## Challenge
Print the data that follows exactly.

================

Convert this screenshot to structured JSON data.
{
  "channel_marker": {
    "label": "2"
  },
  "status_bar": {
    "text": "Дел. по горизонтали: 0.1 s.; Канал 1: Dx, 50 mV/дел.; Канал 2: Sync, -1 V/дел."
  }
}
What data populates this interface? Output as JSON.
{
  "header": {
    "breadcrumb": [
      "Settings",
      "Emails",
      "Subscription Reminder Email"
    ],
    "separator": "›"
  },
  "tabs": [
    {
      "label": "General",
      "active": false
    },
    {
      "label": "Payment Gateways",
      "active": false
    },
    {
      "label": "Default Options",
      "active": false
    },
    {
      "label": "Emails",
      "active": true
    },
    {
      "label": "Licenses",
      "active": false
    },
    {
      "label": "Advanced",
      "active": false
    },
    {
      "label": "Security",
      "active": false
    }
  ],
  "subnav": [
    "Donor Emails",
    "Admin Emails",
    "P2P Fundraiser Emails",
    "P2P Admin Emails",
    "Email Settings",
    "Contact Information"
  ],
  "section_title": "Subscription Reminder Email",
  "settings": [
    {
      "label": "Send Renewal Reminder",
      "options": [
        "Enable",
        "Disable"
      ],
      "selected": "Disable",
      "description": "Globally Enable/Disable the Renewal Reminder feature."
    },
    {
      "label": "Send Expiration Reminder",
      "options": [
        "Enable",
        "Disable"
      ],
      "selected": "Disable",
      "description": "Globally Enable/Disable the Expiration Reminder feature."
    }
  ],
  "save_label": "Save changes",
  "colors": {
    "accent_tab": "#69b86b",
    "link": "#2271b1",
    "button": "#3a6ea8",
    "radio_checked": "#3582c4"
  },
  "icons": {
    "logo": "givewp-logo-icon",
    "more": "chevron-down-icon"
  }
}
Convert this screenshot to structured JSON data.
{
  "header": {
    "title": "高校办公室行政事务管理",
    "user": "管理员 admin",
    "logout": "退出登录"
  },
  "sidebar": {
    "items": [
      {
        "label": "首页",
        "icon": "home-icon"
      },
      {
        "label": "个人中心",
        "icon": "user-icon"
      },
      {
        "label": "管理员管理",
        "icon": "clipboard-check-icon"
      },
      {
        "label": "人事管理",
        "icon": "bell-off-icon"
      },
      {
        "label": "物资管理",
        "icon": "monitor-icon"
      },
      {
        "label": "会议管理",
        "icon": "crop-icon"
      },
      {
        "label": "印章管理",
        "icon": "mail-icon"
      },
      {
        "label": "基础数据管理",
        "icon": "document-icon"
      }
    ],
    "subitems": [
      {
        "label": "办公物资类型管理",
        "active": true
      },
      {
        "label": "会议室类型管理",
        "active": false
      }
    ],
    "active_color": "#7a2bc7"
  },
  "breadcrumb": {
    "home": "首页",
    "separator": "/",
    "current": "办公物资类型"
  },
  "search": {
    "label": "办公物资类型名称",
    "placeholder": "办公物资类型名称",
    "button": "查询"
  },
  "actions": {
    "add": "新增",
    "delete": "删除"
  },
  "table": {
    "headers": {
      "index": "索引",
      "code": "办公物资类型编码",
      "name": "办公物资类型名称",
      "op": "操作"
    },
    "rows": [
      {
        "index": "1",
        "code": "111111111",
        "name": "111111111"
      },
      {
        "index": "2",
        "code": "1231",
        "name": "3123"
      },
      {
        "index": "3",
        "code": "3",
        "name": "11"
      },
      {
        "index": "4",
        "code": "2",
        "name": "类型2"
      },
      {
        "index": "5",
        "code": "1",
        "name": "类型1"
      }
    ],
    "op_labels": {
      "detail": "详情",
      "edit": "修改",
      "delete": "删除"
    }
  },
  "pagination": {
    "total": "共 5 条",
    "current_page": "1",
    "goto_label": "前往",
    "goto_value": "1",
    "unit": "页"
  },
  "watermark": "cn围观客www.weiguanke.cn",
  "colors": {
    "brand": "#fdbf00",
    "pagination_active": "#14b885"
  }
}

================

## Solution for this exercise
Convert this screenshot to structured JSON data.
{
  "channel_marker": {
    "label": "2"
  },
  "status_bar": {
    "text": "Дел. по горизонтали: 0.1 s.; Канал 1: Dx, 50 mV/дел.; Канал 2: Sync, -1 V/дел."
  }
}
What data populates this interface? Output as JSON.
{
  "header": {
    "breadcrumb": [
      "Settings",
      "Emails",
      "Subscription Reminder Email"
    ],
    "separator": "›"
  },
  "tabs": [
    {
      "label": "General",
      "active": false
    },
    {
      "label": "Payment Gateways",
      "active": false
    },
    {
      "label": "Default Options",
      "active": false
    },
    {
      "label": "Emails",
      "active": true
    },
    {
      "label": "Licenses",
      "active": false
    },
    {
      "label": "Advanced",
      "active": false
    },
    {
      "label": "Security",
      "active": false
    }
  ],
  "subnav": [
    "Donor Emails",
    "Admin Emails",
    "P2P Fundraiser Emails",
    "P2P Admin Emails",
    "Email Settings",
    "Contact Information"
  ],
  "section_title": "Subscription Reminder Email",
  "settings": [
    {
      "label": "Send Renewal Reminder",
      "options": [
        "Enable",
        "Disable"
      ],
      "selected": "Disable",
      "description": "Globally Enable/Disable the Renewal Reminder feature."
    },
    {
      "label": "Send Expiration Reminder",
      "options": [
        "Enable",
        "Disable"
      ],
      "selected": "Disable",
      "description": "Globally Enable/Disable the Expiration Reminder feature."
    }
  ],
  "save_label": "Save changes",
  "colors": {
    "accent_tab": "#69b86b",
    "link": "#2271b1",
    "button": "#3a6ea8",
    "radio_checked": "#3582c4"
  },
  "icons": {
    "logo": "givewp-logo-icon",
    "more": "chevron-down-icon"
  }
}
Convert this screenshot to structured JSON data.
{
  "header": {
    "title": "高校办公室行政事务管理",
    "user": "管理员 admin",
    "logout": "退出登录"
  },
  "sidebar": {
    "items": [
      {
        "label": "首页",
        "icon": "home-icon"
      },
      {
        "label": "个人中心",
        "icon": "user-icon"
      },
      {
        "label": "管理员管理",
        "icon": "clipboard-check-icon"
      },
      {
        "label": "人事管理",
        "icon": "bell-off-icon"
      },
      {
        "label": "物资管理",
        "icon": "monitor-icon"
      },
      {
        "label": "会议管理",
        "icon": "crop-icon"
      },
      {
        "label": "印章管理",
        "icon": "mail-icon"
      },
      {
        "label": "基础数据管理",
        "icon": "document-icon"
      }
    ],
    "subitems": [
      {
        "label": "办公物资类型管理",
        "active": true
      },
      {
        "label": "会议室类型管理",
        "active": false
      }
    ],
    "active_color": "#7a2bc7"
  },
  "breadcrumb": {
    "home": "首页",
    "separator": "/",
    "current": "办公物资类型"
  },
  "search": {
    "label": "办公物资类型名称",
    "placeholder": "办公物资类型名称",
    "button": "查询"
  },
  "actions": {
    "add": "新增",
    "delete": "删除"
  },
  "table": {
    "headers": {
      "index": "索引",
      "code": "办公物资类型编码",
      "name": "办公物资类型名称",
      "op": "操作"
    },
    "rows": [
      {
        "index": "1",
        "code": "111111111",
        "name": "111111111"
      },
      {
        "index": "2",
        "code": "1231",
        "name": "3123"
      },
      {
        "index": "3",
        "code": "3",
        "name": "11"
      },
      {
        "index": "4",
        "code": "2",
        "name": "类型2"
      },
      {
        "index": "5",
        "code": "1",
        "name": "类型1"
      }
    ],
    "op_labels": {
      "detail": "详情",
      "edit": "修改",
      "delete": "删除"
    }
  },
  "pagination": {
    "total": "共 5 条",
    "current_page": "1",
    "goto_label": "前往",
    "goto_value": "1",
    "unit": "页"
  },
  "watermark": "cn围观客www.weiguanke.cn",
  "colors": {
    "brand": "#fdbf00",
    "pagination_active": "#14b885"
  }
}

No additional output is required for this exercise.